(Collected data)

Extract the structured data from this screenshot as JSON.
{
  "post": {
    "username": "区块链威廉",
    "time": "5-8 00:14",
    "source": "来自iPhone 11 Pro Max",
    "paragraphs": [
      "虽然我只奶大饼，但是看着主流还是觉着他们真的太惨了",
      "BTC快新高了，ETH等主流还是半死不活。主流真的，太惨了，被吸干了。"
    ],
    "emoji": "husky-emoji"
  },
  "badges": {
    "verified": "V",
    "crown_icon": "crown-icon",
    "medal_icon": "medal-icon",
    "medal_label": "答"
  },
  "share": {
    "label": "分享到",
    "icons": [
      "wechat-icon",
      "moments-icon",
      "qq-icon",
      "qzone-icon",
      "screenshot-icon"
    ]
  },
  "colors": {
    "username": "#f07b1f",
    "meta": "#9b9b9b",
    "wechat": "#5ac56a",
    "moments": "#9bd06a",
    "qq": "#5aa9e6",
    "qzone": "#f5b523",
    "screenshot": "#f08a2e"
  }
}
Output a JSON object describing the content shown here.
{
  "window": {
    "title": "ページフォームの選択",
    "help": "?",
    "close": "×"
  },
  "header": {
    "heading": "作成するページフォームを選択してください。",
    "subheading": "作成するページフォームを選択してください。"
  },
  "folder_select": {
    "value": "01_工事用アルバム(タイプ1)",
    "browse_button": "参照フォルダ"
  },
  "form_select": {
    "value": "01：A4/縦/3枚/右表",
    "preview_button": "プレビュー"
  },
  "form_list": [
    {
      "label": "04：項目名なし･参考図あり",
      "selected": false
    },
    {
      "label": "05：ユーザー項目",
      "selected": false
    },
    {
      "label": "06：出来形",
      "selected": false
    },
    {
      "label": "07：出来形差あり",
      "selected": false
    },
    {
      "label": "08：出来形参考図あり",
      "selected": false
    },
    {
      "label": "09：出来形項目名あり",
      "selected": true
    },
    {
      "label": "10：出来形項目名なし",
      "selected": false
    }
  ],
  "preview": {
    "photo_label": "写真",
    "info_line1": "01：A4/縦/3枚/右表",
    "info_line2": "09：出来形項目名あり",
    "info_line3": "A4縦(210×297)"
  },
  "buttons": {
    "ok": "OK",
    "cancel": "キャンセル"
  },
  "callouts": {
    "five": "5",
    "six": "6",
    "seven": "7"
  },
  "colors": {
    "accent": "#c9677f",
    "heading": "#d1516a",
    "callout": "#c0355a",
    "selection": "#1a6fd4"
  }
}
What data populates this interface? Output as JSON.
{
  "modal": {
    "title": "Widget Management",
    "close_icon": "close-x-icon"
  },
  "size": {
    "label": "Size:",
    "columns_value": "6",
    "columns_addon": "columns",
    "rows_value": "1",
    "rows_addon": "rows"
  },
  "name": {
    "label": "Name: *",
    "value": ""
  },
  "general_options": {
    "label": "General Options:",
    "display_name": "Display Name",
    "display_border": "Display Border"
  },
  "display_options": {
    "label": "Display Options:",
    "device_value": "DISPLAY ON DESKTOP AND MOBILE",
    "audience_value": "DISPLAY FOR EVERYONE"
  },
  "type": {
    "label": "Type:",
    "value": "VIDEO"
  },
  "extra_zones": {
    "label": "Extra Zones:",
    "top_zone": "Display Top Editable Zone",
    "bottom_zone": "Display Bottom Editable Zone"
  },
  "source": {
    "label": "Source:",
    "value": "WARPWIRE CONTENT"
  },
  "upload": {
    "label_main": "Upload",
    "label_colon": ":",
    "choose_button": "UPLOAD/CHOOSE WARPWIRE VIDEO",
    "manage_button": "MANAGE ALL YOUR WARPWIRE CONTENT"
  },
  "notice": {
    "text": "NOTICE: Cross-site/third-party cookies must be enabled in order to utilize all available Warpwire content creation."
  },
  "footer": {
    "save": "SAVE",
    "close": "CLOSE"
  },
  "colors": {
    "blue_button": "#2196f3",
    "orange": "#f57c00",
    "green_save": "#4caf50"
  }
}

### What is asked
Extract the full listing and reproduce each line exactly.

### Answer
Extract the structured data from this screenshot as JSON.
{
  "post": {
    "username": "区块链威廉",
    "time": "5-8 00:14",
    "source": "来自iPhone 11 Pro Max",
    "paragraphs": [
      "虽然我只奶大饼，但是看着主流还是觉着他们真的太惨了",
      "BTC快新高了，ETH等主流还是半死不活。主流真的，太惨了，被吸干了。"
    ],
    "emoji": "husky-emoji"
  },
  "badges": {
    "verified": "V",
    "crown_icon": "crown-icon",
    "medal_icon": "medal-icon",
    "medal_label": "答"
  },
  "share": {
    "label": "分享到",
    "icons": [
      "wechat-icon",
      "moments-icon",
      "qq-icon",
      "qzone-icon",
      "screenshot-icon"
    ]
  },
  "colors": {
    "username": "#f07b1f",
    "meta": "#9b9b9b",
    "wechat": "#5ac56a",
    "moments": "#9bd06a",
    "qq": "#5aa9e6",
    "qzone": "#f5b523",
    "screenshot": "#f08a2e"
  }
}
Output a JSON object describing the content shown here.
{
  "window": {
    "title": "ページフォームの選択",
    "help": "?",
    "close": "×"
  },
  "header": {
    "heading": "作成するページフォームを選択してください。",
    "subheading": "作成するページフォームを選択してください。"
  },
  "folder_select": {
    "value": "01_工事用アルバム(タイプ1)",
    "browse_button": "参照フォルダ"
  },
  "form_select": {
    "value": "01：A4/縦/3枚/右表",
    "preview_button": "プレビュー"
  },
  "form_list": [
    {
      "label": "04：項目名なし･参考図あり",
      "selected": false
    },
    {
      "label": "05：ユーザー項目",
      "selected": false
    },
    {
      "label": "06：出来形",
      "selected": false
    },
    {
      "label": "07：出来形差あり",
      "selected": false
    },
    {
      "label": "08：出来形参考図あり",
      "selected": false
    },
    {
      "label": "09：出来形項目名あり",
      "selected": true
    },
    {
      "label": "10：出来形項目名なし",
      "selected": false
    }
  ],
  "preview": {
    "photo_label": "写真",
    "info_line1": "01：A4/縦/3枚/右表",
    "info_line2": "09：出来形項目名あり",
    "info_line3": "A4縦(210×297)"
  },
  "buttons": {
    "ok": "OK",
    "cancel": "キャンセル"
  },
  "callouts": {
    "five": "5",
    "six": "6",
    "seven": "7"
  },
  "colors": {
    "accent": "#c9677f",
    "heading": "#d1516a",
    "callout": "#c0355a",
    "selection": "#1a6fd4"
  }
}
What data populates this interface? Output as JSON.
{
  "modal": {
    "title": "Widget Management",
    "close_icon": "close-x-icon"
  },
  "size": {
    "label": "Size:",
    "columns_value": "6",
    "columns_addon": "columns",
    "rows_value": "1",
    "rows_addon": "rows"
  },
  "name": {
    "label": "Name: *",
    "value": ""
  },
  "general_options": {
    "label": "General Options:",
    "display_name": "Display Name",
    "display_border": "Display Border"
  },
  "display_options": {
    "label": "Display Options:",
    "device_value": "DISPLAY ON DESKTOP AND MOBILE",
    "audience_value": "DISPLAY FOR EVERYONE"
  },
  "type": {
    "label": "Type:",
    "value": "VIDEO"
  },
  "extra_zones": {
    "label": "Extra Zones:",
    "top_zone": "Display Top Editable Zone",
    "bottom_zone": "Display Bottom Editable Zone"
  },
  "source": {
    "label": "Source:",
    "value": "WARPWIRE CONTENT"
  },
  "upload": {
    "label_main": "Upload",
    "label_colon": ":",
    "choose_button": "UPLOAD/CHOOSE WARPWIRE VIDEO",
    "manage_button": "MANAGE ALL YOUR WARPWIRE CONTENT"
  },
  "notice": {
    "text": "NOTICE: Cross-site/third-party cookies must be enabled in order to utilize all available Warpwire content creation."
  },
  "footer": {
    "save": "SAVE",
    "close": "CLOSE"
  },
  "colors": {
    "blue_button": "#2196f3",
    "orange": "#f57c00",
    "green_save": "#4caf50"
  }
}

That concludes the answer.